----- Input rows
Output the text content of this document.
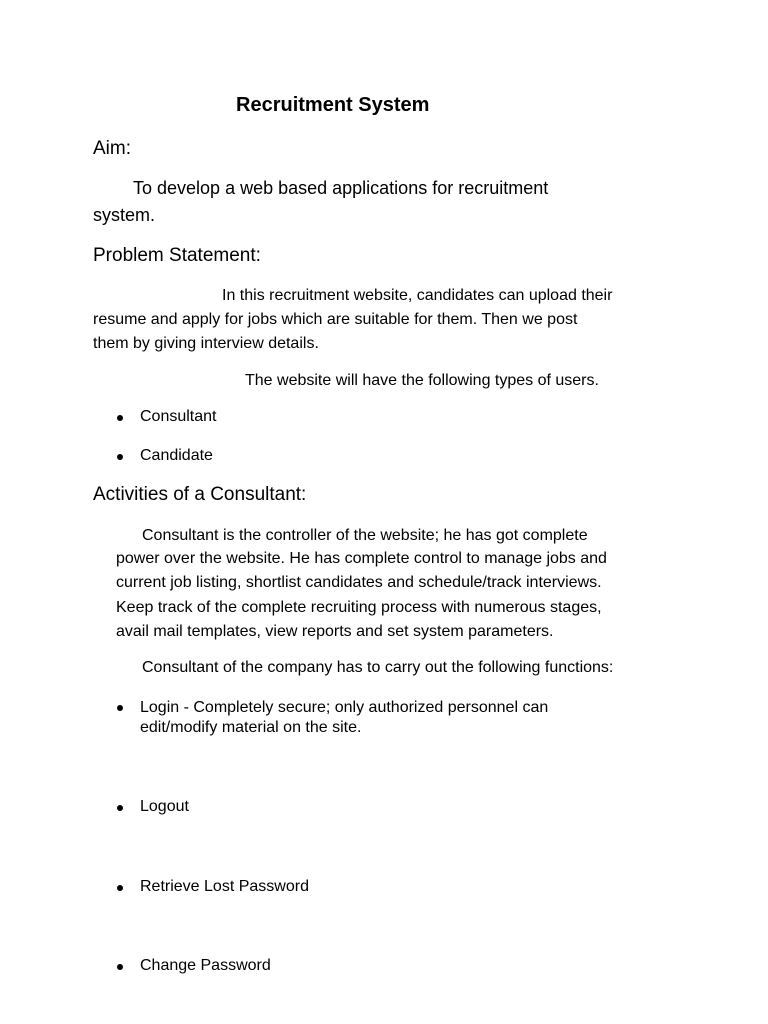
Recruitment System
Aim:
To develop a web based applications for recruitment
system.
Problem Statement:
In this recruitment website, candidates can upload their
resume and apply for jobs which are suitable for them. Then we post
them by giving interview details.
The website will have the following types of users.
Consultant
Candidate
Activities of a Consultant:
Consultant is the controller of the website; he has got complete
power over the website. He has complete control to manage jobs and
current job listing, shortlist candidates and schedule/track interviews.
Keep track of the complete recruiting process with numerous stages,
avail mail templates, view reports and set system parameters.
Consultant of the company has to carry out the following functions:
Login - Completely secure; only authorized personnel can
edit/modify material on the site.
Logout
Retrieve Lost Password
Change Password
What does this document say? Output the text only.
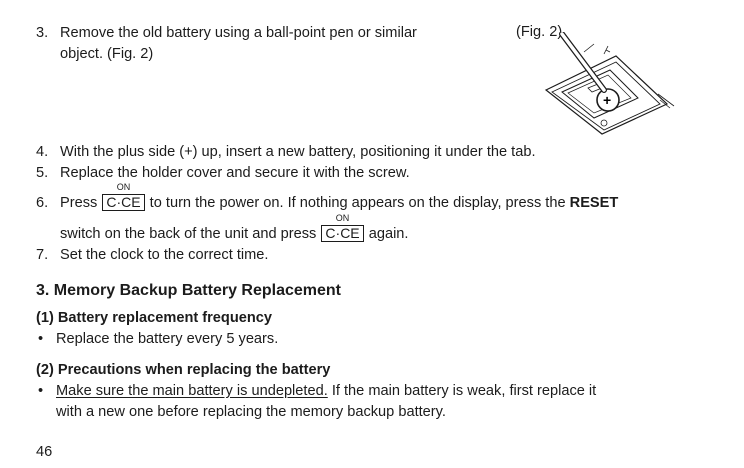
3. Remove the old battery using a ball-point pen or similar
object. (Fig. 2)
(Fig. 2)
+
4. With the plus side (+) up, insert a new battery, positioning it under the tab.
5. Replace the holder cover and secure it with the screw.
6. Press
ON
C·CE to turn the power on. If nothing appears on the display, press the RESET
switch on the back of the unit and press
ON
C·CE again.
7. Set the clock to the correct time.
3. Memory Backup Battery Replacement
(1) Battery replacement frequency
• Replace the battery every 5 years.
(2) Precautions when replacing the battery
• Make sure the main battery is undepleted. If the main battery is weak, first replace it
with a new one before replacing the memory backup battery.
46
----------
----- Input rows
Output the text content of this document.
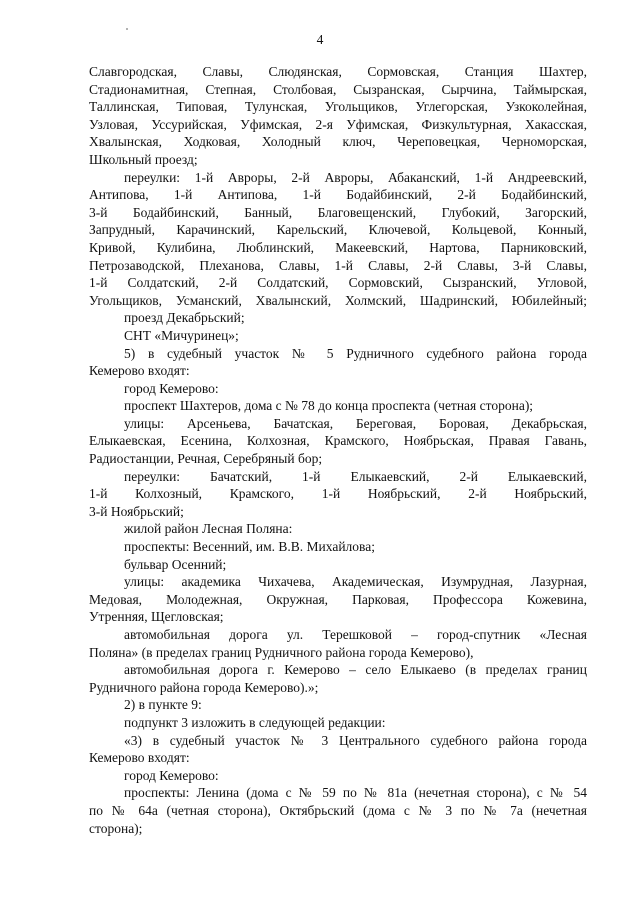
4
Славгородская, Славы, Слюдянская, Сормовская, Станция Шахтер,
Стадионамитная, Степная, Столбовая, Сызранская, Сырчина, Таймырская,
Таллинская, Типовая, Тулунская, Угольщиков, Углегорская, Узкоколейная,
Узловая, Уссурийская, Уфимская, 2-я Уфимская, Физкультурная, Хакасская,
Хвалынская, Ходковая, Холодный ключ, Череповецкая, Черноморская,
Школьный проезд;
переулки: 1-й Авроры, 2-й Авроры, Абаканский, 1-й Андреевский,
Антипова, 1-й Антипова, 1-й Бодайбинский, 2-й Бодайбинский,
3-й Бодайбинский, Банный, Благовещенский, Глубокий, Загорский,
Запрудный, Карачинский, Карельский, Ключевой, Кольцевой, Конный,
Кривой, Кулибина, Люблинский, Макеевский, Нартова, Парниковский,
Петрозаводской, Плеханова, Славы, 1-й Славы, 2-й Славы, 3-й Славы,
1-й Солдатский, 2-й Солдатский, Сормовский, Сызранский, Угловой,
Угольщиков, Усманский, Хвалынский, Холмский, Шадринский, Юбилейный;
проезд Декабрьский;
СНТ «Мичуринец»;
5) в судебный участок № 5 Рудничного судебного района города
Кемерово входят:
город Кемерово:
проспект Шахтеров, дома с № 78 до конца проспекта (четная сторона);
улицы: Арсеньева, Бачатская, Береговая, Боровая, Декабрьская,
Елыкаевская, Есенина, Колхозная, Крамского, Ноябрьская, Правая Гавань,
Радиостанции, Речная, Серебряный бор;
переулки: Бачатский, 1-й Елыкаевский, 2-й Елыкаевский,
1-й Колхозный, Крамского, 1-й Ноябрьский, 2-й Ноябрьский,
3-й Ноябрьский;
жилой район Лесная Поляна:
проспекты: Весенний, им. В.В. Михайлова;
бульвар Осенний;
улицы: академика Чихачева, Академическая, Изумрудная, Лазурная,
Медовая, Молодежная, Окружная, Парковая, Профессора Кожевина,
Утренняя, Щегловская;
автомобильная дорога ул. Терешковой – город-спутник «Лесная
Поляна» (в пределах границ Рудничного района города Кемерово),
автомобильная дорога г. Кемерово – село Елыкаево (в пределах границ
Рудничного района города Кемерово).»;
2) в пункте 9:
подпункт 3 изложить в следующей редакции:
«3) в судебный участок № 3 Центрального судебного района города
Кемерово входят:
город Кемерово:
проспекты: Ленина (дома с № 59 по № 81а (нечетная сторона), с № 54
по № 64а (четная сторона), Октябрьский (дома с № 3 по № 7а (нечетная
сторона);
----------
**Given problem**
Pick out the lines above containing the word "переулки", then copy them.

**The reply**
переулки: 1-й Авроры, 2-й Авроры, Абаканский, 1-й Андреевский,
переулки: Бачатский, 1-й Елыкаевский, 2-й Елыкаевский,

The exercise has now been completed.